> [Exercise objective]: What you return should match every record exactly, with the images removed.

·····

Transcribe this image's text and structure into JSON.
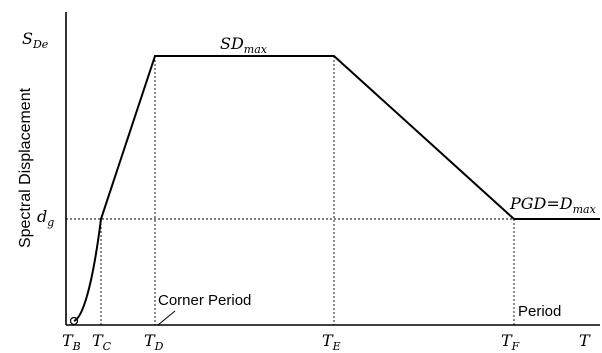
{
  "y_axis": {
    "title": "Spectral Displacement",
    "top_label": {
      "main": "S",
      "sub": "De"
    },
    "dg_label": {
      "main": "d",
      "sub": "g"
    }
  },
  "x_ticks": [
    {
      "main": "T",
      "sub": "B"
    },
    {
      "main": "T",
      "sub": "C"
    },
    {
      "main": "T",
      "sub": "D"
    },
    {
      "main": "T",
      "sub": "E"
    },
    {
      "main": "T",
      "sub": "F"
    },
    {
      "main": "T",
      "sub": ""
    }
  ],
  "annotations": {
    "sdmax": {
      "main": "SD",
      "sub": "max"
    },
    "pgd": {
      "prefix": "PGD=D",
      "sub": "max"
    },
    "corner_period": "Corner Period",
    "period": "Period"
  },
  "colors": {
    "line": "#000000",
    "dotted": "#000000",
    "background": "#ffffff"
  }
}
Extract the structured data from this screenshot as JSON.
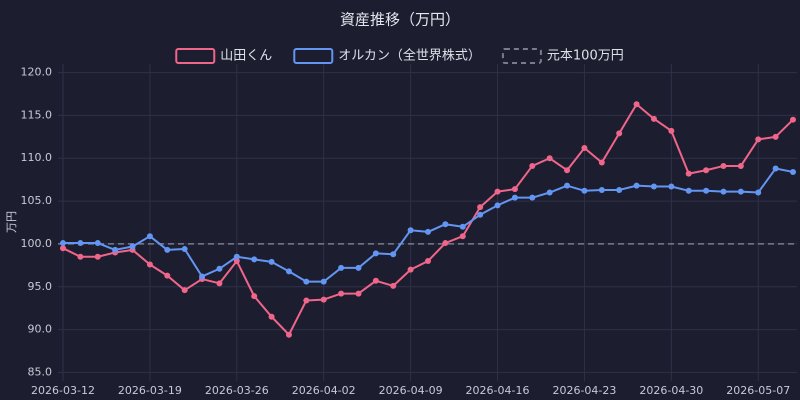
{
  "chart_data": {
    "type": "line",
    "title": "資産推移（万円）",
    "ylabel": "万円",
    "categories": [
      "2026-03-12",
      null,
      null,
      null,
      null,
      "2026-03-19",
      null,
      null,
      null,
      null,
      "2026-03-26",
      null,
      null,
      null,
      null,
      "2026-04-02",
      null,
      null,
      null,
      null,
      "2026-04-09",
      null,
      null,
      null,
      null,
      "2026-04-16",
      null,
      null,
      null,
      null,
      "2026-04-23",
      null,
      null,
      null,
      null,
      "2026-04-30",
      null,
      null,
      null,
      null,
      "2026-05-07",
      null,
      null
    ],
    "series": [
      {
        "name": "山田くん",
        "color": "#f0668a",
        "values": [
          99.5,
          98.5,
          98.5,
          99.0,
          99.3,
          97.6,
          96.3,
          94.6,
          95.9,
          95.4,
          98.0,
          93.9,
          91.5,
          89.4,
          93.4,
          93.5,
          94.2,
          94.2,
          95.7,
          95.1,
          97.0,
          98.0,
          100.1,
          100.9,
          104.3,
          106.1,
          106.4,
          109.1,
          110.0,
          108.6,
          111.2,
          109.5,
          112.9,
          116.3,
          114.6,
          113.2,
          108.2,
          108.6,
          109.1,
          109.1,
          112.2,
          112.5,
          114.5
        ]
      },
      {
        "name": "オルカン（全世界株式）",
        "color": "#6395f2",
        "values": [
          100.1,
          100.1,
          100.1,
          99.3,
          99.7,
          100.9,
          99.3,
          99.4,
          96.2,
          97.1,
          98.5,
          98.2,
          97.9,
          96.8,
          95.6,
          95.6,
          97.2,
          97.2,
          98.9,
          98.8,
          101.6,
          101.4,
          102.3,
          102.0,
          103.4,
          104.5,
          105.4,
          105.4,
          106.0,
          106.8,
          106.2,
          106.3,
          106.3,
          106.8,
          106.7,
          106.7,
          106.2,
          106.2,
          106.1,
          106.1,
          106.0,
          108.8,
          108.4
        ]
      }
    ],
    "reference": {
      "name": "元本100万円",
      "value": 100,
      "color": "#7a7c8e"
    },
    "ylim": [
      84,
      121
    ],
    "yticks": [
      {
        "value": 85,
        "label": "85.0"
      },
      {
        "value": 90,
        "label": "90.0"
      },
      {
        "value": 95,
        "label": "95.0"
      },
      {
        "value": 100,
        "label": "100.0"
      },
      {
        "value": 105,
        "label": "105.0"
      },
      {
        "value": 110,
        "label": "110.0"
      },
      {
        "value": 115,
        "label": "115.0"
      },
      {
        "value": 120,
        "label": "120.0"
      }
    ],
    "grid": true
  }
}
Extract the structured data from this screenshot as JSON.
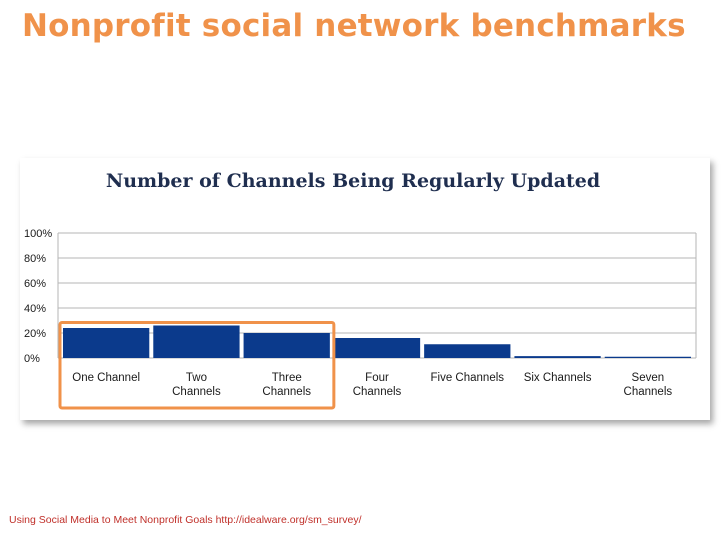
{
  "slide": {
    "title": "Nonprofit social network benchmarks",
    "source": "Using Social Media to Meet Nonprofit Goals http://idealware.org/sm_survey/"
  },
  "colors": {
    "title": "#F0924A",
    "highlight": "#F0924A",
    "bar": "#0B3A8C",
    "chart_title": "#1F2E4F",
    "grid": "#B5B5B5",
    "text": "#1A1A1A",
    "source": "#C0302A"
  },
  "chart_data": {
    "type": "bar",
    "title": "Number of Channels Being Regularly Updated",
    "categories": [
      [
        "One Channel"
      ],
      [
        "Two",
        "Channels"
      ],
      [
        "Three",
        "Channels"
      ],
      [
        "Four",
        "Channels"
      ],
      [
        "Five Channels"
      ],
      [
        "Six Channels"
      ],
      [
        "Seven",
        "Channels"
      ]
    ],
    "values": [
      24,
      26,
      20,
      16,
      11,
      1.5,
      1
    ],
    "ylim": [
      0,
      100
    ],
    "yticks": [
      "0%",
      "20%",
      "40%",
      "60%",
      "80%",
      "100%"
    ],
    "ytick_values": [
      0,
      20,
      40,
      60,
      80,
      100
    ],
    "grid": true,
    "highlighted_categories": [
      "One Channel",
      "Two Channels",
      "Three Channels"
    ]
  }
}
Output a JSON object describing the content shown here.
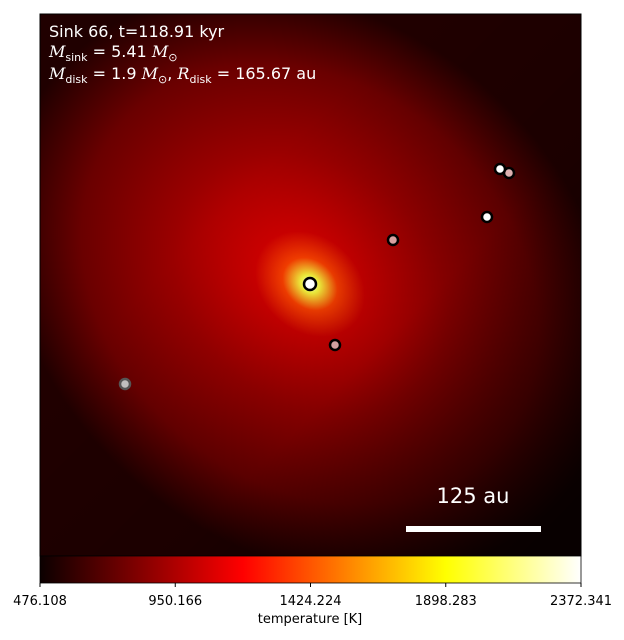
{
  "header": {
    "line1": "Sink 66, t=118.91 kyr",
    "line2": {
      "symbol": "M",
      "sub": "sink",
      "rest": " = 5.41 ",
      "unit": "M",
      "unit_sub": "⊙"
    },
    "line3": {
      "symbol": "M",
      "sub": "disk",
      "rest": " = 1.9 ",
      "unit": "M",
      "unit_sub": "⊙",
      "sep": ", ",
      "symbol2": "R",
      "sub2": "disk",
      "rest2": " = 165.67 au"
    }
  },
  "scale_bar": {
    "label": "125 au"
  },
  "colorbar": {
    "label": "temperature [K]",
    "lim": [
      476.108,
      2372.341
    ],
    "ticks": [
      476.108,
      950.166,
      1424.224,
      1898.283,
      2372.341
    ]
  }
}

·····

> [The answer]:
Transcribe this image's text and structure into JSON.
{
  "y_axis": {
    "title": "Spectral Displacement",
    "top_label": {
      "main": "S",
      "sub": "De"
    },
    "dg_label": {
      "main": "d",
      "sub": "g"
    }
  },
  "x_ticks": [
    {
      "main": "T",
      "sub": "B"
    },
    {
      "main": "T",
      "sub": "C"
    },
    {
      "main": "T",
      "sub": "D"
    },
    {
      "main": "T",
      "sub": "E"
    },
    {
      "main": "T",
      "sub": "F"
    },
    {
      "main": "T",
      "sub": ""
    }
  ],
  "annotations": {
    "sdmax": {
      "main": "SD",
      "sub": "max"
    },
    "pgd": {
      "prefix": "PGD=D",
      "sub": "max"
    },
    "corner_period": "Corner Period",
    "period": "Period"
  },
  "colors": {
    "line": "#000000",
    "dotted": "#000000",
    "background": "#ffffff"
  }
}
Extract the structured data from this screenshot as JSON.
{
  "chart_data": {
    "type": "line",
    "title": "資産推移（万円）",
    "ylabel": "万円",
    "categories": [
      "2026-03-12",
      null,
      null,
      null,
      null,
      "2026-03-19",
      null,
      null,
      null,
      null,
      "2026-03-26",
      null,
      null,
      null,
      null,
      "2026-04-02",
      null,
      null,
      null,
      null,
      "2026-04-09",
      null,
      null,
      null,
      null,
      "2026-04-16",
      null,
      null,
      null,
      null,
      "2026-04-23",
      null,
      null,
      null,
      null,
      "2026-04-30",
      null,
      null,
      null,
      null,
      "2026-05-07",
      null,
      null
    ],
    "series": [
      {
        "name": "山田くん",
        "color": "#f0668a",
        "values": [
          99.5,
          98.5,
          98.5,
          99.0,
          99.3,
          97.6,
          96.3,
          94.6,
          95.9,
          95.4,
          98.0,
          93.9,
          91.5,
          89.4,
          93.4,
          93.5,
          94.2,
          94.2,
          95.7,
          95.1,
          97.0,
          98.0,
          100.1,
          100.9,
          104.3,
          106.1,
          106.4,
          109.1,
          110.0,
          108.6,
          111.2,
          109.5,
          112.9,
          116.3,
          114.6,
          113.2,
          108.2,
          108.6,
          109.1,
          109.1,
          112.2,
          112.5,
          114.5
        ]
      },
      {
        "name": "オルカン（全世界株式）",
        "color": "#6395f2",
        "values": [
          100.1,
          100.1,
          100.1,
          99.3,
          99.7,
          100.9,
          99.3,
          99.4,
          96.2,
          97.1,
          98.5,
          98.2,
          97.9,
          96.8,
          95.6,
          95.6,
          97.2,
          97.2,
          98.9,
          98.8,
          101.6,
          101.4,
          102.3,
          102.0,
          103.4,
          104.5,
          105.4,
          105.4,
          106.0,
          106.8,
          106.2,
          106.3,
          106.3,
          106.8,
          106.7,
          106.7,
          106.2,
          106.2,
          106.1,
          106.1,
          106.0,
          108.8,
          108.4
        ]
      }
    ],
    "reference": {
      "name": "元本100万円",
      "value": 100,
      "color": "#7a7c8e"
    },
    "ylim": [
      84,
      121
    ],
    "yticks": [
      {
        "value": 85,
        "label": "85.0"
      },
      {
        "value": 90,
        "label": "90.0"
      },
      {
        "value": 95,
        "label": "95.0"
      },
      {
        "value": 100,
        "label": "100.0"
      },
      {
        "value": 105,
        "label": "105.0"
      },
      {
        "value": 110,
        "label": "110.0"
      },
      {
        "value": 115,
        "label": "115.0"
      },
      {
        "value": 120,
        "label": "120.0"
      }
    ],
    "grid": true
  }
}
Extract the structured data from this screenshot as JSON.
{
  "slide": {
    "title": "Nonprofit social network benchmarks",
    "source": "Using Social Media to Meet Nonprofit Goals http://idealware.org/sm_survey/"
  },
  "colors": {
    "title": "#F0924A",
    "highlight": "#F0924A",
    "bar": "#0B3A8C",
    "chart_title": "#1F2E4F",
    "grid": "#B5B5B5",
    "text": "#1A1A1A",
    "source": "#C0302A"
  },
  "chart_data": {
    "type": "bar",
    "title": "Number of Channels Being Regularly Updated",
    "categories": [
      [
        "One Channel"
      ],
      [
        "Two",
        "Channels"
      ],
      [
        "Three",
        "Channels"
      ],
      [
        "Four",
        "Channels"
      ],
      [
        "Five Channels"
      ],
      [
        "Six Channels"
      ],
      [
        "Seven",
        "Channels"
      ]
    ],
    "values": [
      24,
      26,
      20,
      16,
      11,
      1.5,
      1
    ],
    "ylim": [
      0,
      100
    ],
    "yticks": [
      "0%",
      "20%",
      "40%",
      "60%",
      "80%",
      "100%"
    ],
    "ytick_values": [
      0,
      20,
      40,
      60,
      80,
      100
    ],
    "grid": true,
    "highlighted_categories": [
      "One Channel",
      "Two Channels",
      "Three Channels"
    ]
  }
}
Output a JSON object describing the content shown here.
{
  "header": {
    "line1": "Sink 66, t=118.91 kyr",
    "line2": {
      "symbol": "M",
      "sub": "sink",
      "rest": " = 5.41 ",
      "unit": "M",
      "unit_sub": "⊙"
    },
    "line3": {
      "symbol": "M",
      "sub": "disk",
      "rest": " = 1.9 ",
      "unit": "M",
      "unit_sub": "⊙",
      "sep": ", ",
      "symbol2": "R",
      "sub2": "disk",
      "rest2": " = 165.67 au"
    }
  },
  "scale_bar": {
    "label": "125 au"
  },
  "colorbar": {
    "label": "temperature [K]",
    "lim": [
      476.108,
      2372.341
    ],
    "ticks": [
      476.108,
      950.166,
      1424.224,
      1898.283,
      2372.341
    ]
  }
}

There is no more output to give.